### Listed entries

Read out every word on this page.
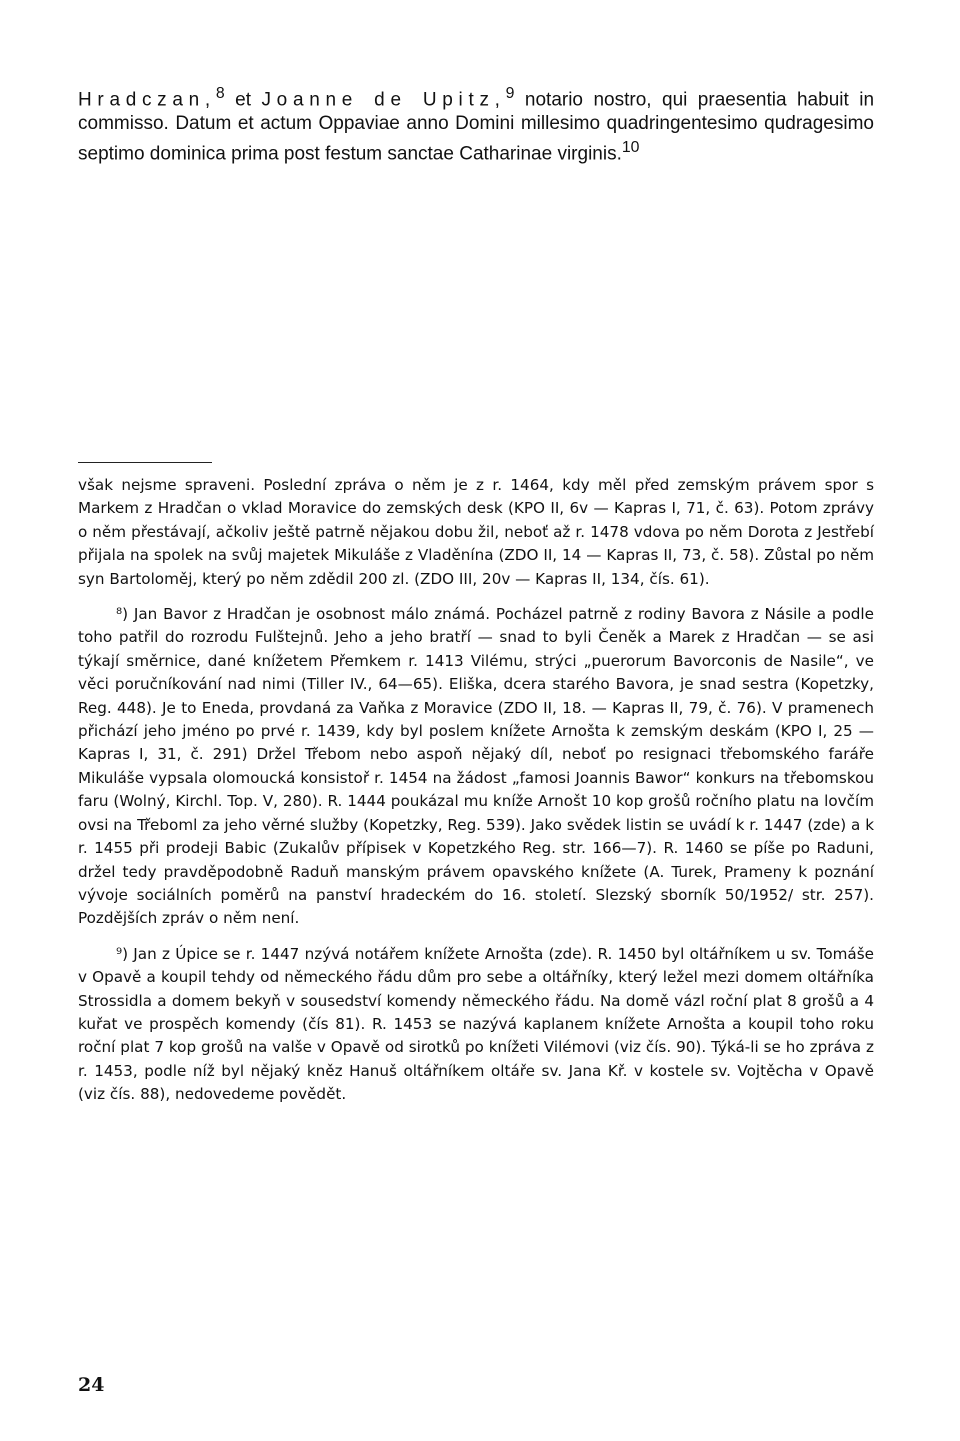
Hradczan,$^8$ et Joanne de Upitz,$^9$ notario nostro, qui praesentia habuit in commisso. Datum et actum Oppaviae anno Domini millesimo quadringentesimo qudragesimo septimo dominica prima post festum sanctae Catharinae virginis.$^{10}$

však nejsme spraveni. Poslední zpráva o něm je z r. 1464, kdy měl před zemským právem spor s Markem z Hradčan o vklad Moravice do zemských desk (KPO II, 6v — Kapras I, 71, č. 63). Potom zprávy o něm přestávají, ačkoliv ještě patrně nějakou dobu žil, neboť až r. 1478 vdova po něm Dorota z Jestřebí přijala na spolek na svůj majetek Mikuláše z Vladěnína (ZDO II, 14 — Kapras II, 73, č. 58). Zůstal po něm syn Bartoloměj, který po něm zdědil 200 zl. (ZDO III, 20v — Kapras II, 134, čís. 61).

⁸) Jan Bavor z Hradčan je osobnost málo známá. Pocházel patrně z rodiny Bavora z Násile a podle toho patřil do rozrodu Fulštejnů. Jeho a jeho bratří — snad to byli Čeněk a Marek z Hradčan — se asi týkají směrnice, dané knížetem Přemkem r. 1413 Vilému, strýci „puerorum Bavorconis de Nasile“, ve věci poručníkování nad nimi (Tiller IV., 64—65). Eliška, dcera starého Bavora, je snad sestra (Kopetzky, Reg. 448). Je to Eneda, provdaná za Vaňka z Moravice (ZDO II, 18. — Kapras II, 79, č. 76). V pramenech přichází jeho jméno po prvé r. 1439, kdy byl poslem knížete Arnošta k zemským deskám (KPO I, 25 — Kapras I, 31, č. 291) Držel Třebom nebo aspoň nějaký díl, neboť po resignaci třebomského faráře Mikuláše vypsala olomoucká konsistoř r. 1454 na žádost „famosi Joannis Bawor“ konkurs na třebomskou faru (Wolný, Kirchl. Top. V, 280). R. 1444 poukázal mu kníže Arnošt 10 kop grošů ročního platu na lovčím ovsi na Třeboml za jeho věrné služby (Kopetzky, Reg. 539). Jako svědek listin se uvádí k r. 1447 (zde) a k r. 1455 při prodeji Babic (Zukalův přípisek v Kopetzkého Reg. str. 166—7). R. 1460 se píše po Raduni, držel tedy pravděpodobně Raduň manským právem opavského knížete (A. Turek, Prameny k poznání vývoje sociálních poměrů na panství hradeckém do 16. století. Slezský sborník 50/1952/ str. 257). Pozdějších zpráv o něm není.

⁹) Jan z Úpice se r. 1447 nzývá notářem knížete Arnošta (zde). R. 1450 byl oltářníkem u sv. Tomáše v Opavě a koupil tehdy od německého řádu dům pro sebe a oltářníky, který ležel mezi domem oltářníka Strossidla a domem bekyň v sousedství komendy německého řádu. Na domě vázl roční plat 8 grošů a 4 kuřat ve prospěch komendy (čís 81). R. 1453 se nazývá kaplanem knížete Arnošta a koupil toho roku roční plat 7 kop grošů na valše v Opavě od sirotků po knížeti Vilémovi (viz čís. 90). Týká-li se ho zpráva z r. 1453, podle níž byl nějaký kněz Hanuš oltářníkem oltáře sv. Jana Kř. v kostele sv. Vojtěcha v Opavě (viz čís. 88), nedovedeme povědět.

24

######
### Listed entries

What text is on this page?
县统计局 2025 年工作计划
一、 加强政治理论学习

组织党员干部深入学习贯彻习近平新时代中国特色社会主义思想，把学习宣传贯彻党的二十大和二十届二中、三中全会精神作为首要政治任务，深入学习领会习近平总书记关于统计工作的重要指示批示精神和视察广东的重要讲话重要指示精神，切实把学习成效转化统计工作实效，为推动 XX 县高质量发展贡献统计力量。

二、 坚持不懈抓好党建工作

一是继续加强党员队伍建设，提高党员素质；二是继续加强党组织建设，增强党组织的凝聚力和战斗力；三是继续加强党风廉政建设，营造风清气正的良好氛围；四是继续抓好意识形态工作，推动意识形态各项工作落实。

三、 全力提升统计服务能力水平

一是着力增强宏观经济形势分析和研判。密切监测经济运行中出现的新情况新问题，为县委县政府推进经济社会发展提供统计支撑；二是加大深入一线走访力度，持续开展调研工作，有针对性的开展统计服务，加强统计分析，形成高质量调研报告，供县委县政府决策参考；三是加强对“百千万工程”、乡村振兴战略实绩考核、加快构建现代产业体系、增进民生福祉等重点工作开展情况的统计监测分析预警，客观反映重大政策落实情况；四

######

**What is expected:**
Show the lines of the records that include the string "page".

**Answer to this exercise:**
Read out every word on this page.
What text is on this page?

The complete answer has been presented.